→ Problem
Make an exact copy of the entries below with the pictures removed.

→ Data listing
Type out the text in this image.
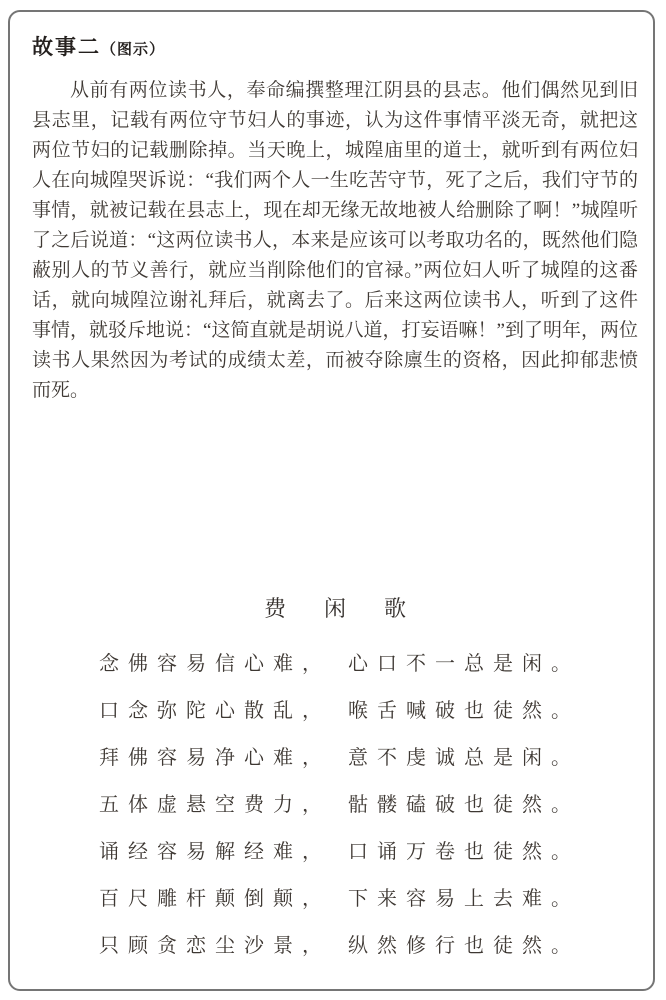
故事二（图示）
从前有两位读书人，奉命编撰整理江阴县的县志。他们偶然见到旧县志里，记载有两位守节妇人的事迹，认为这件事情平淡无奇，就把这两位节妇的记载删除掉。当天晚上，城隍庙里的道士，就听到有两位妇人在向城隍哭诉说：“我们两个人一生吃苦守节，死了之后，我们守节的事情，就被记载在县志上，现在却无缘无故地被人给删除了啊！”城隍听了之后说道：“这两位读书人，本来是应该可以考取功名的，既然他们隐蔽别人的节义善行，就应当削除他们的官禄。”两位妇人听了城隍的这番话，就向城隍泣谢礼拜后，就离去了。后来这两位读书人，听到了这件事情，就驳斥地说：“这简直就是胡说八道，打妄语嘛！”到了明年，两位读书人果然因为考试的成绩太差，而被夺除廪生的资格，因此抑郁悲愤而死。
费闲歌
念佛容易信心难， 心口不一总是闲。
口念弥陀心散乱， 喉舌喊破也徒然。
拜佛容易净心难， 意不虔诚总是闲。
五体虚悬空费力， 骷髅磕破也徒然。
诵经容易解经难， 口诵万卷也徒然。
百尺雕杆颠倒颠， 下来容易上去难。
只顾贪恋尘沙景， 纵然修行也徒然。
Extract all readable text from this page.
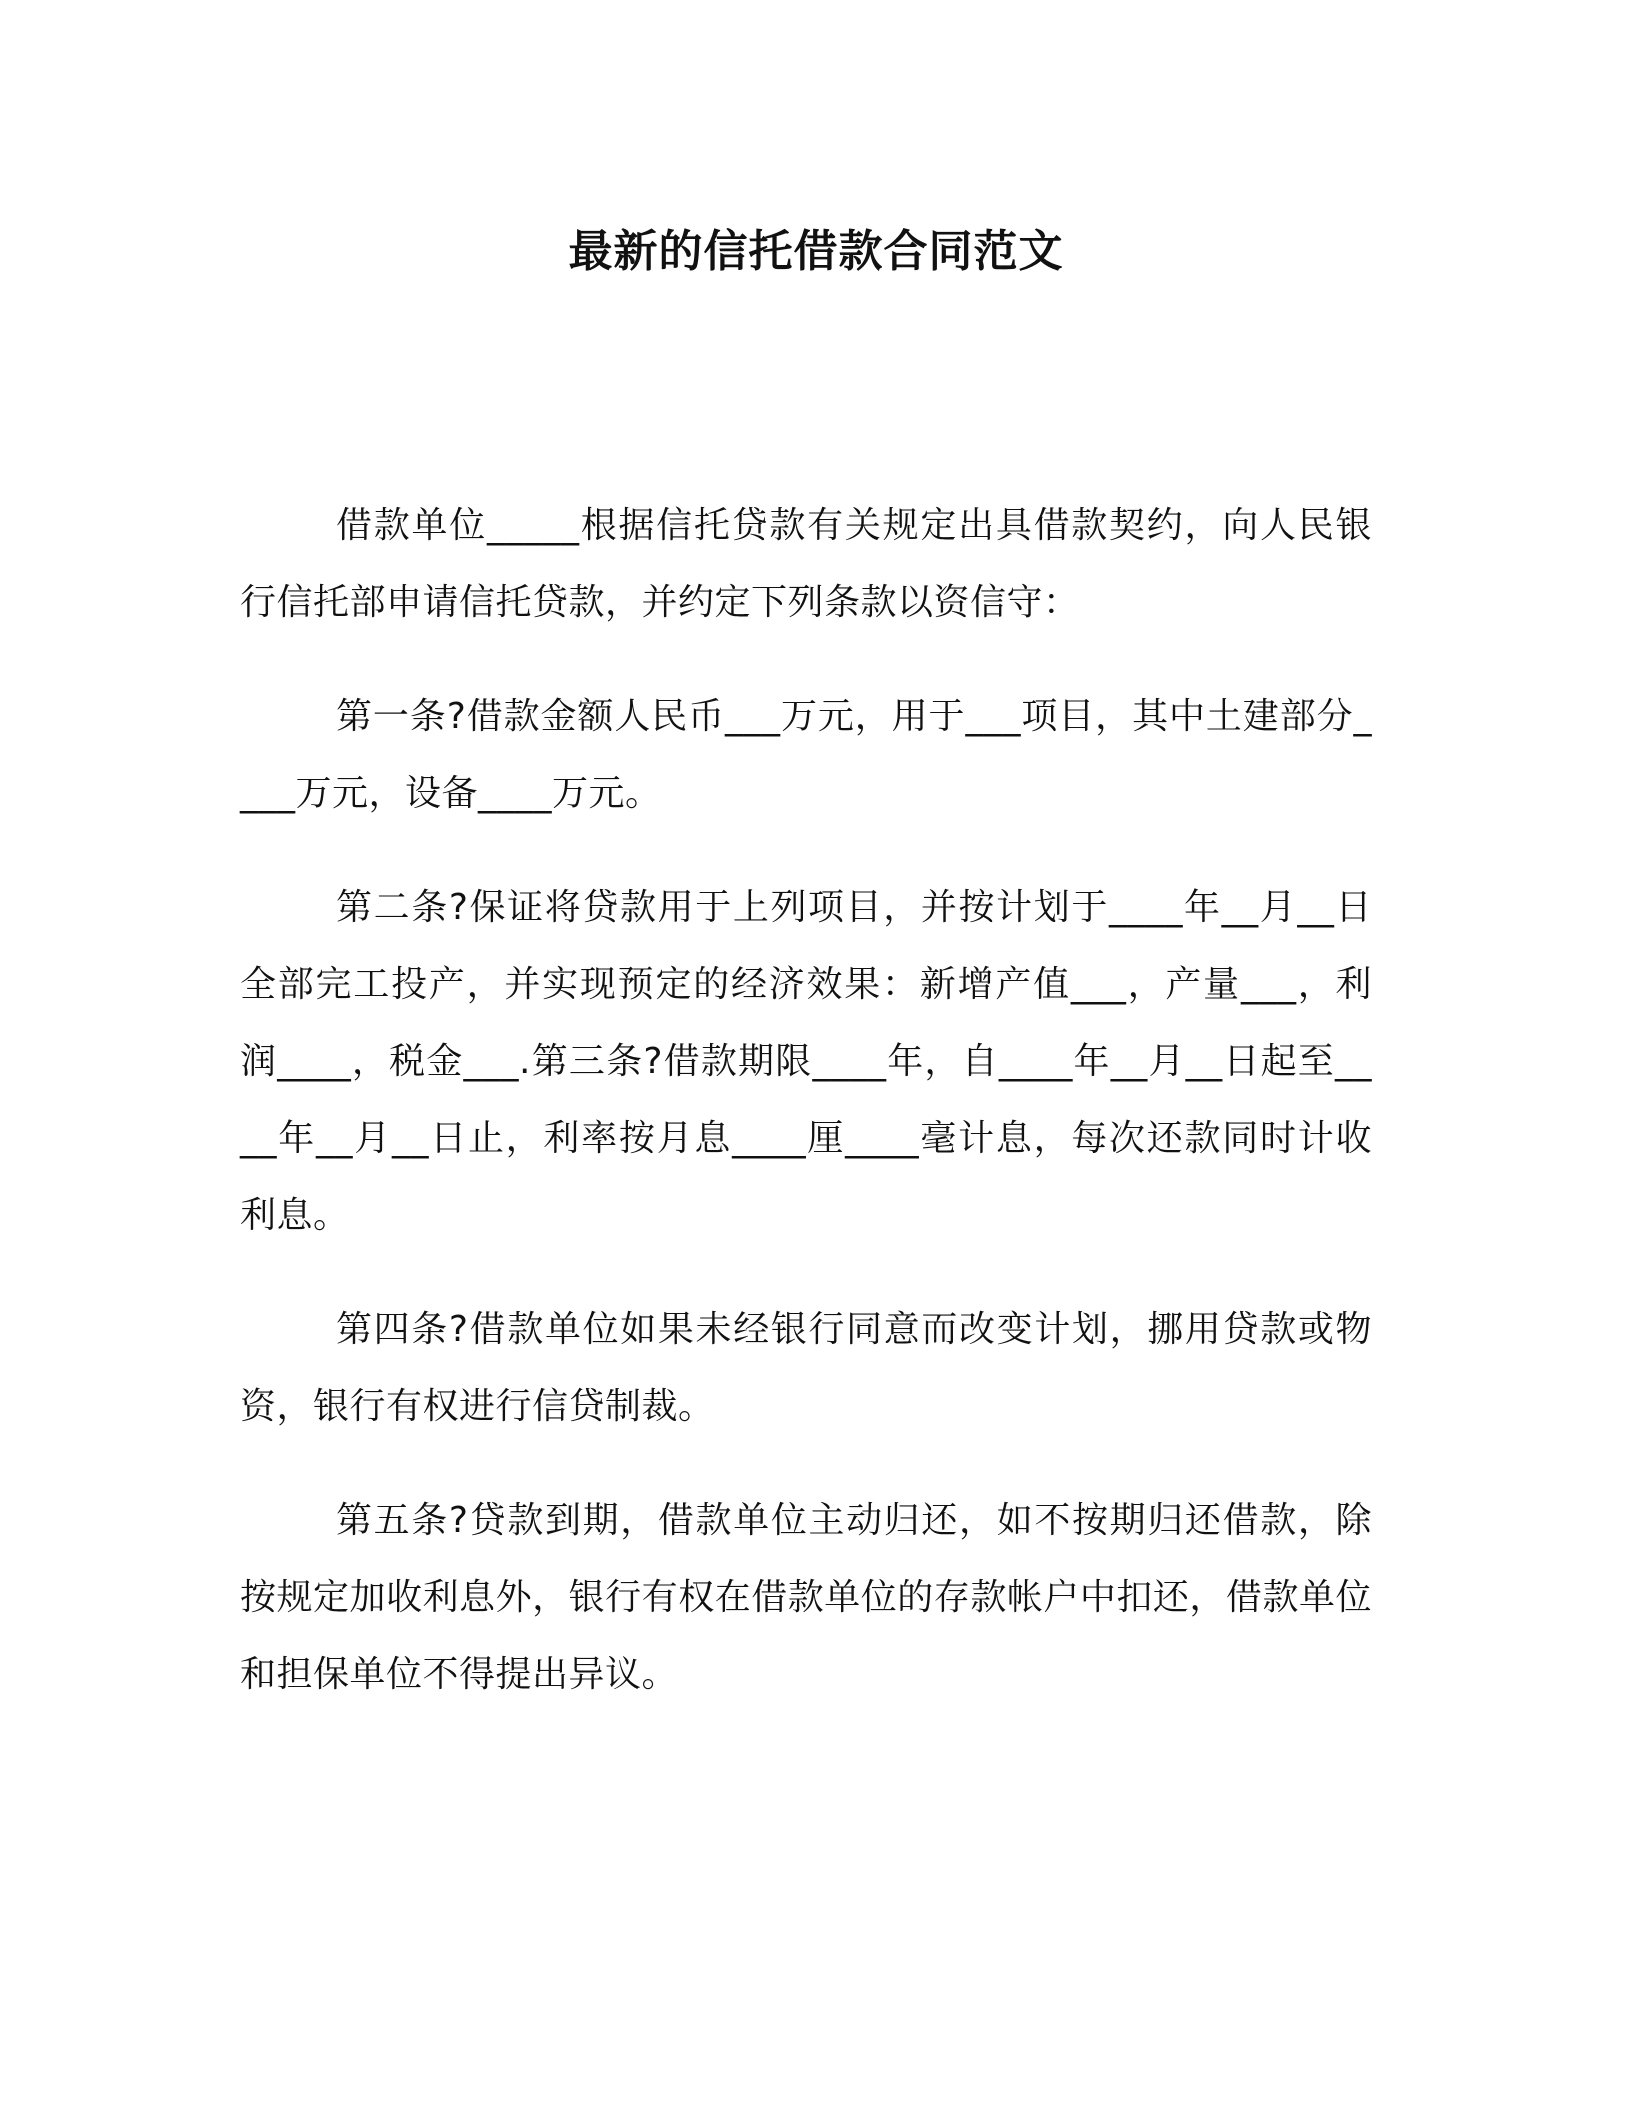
最新的信托借款合同范文

借款单位_____根据信托贷款有关规定出具借款契约，向人民银行信托部申请信托贷款，并约定下列条款以资信守：

第一条?借款金额人民币___万元，用于___项目，其中土建部分____万元，设备____万元。

第二条?保证将贷款用于上列项目，并按计划于____年__月__日全部完工投产，并实现预定的经济效果：新增产值___，产量___，利润____，税金___.第三条?借款期限____年，自____年__月__日起至____年__月__日止，利率按月息____厘____毫计息，每次还款同时计收利息。

第四条?借款单位如果未经银行同意而改变计划，挪用贷款或物资，银行有权进行信贷制裁。

第五条?贷款到期，借款单位主动归还，如不按期归还借款，除按规定加收利息外，银行有权在借款单位的存款帐户中扣还，借款单位和担保单位不得提出异议。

→ Correct result
Type out the text in this image.
故事二（图示）
从前有两位读书人，奉命编撰整理江阴县的县志。他们偶然见到旧县志里，记载有两位守节妇人的事迹，认为这件事情平淡无奇，就把这两位节妇的记载删除掉。当天晚上，城隍庙里的道士，就听到有两位妇人在向城隍哭诉说：“我们两个人一生吃苦守节，死了之后，我们守节的事情，就被记载在县志上，现在却无缘无故地被人给删除了啊！”城隍听了之后说道：“这两位读书人，本来是应该可以考取功名的，既然他们隐蔽别人的节义善行，就应当削除他们的官禄。”两位妇人听了城隍的这番话，就向城隍泣谢礼拜后，就离去了。后来这两位读书人，听到了这件事情，就驳斥地说：“这简直就是胡说八道，打妄语嘛！”到了明年，两位读书人果然因为考试的成绩太差，而被夺除廪生的资格，因此抑郁悲愤而死。
费闲歌
念佛容易信心难， 心口不一总是闲。
口念弥陀心散乱， 喉舌喊破也徒然。
拜佛容易净心难， 意不虔诚总是闲。
五体虚悬空费力， 骷髅磕破也徒然。
诵经容易解经难， 口诵万卷也徒然。
百尺雕杆颠倒颠， 下来容易上去难。
只顾贪恋尘沙景， 纵然修行也徒然。
Extract all readable text from this page.
最新的信托借款合同范文

借款单位_____根据信托贷款有关规定出具借款契约，向人民银行信托部申请信托贷款，并约定下列条款以资信守：

第一条?借款金额人民币___万元，用于___项目，其中土建部分____万元，设备____万元。

第二条?保证将贷款用于上列项目，并按计划于____年__月__日全部完工投产，并实现预定的经济效果：新增产值___，产量___，利润____，税金___.第三条?借款期限____年，自____年__月__日起至____年__月__日止，利率按月息____厘____毫计息，每次还款同时计收利息。

第四条?借款单位如果未经银行同意而改变计划，挪用贷款或物资，银行有权进行信贷制裁。

第五条?贷款到期，借款单位主动归还，如不按期归还借款，除按规定加收利息外，银行有权在借款单位的存款帐户中扣还，借款单位和担保单位不得提出异议。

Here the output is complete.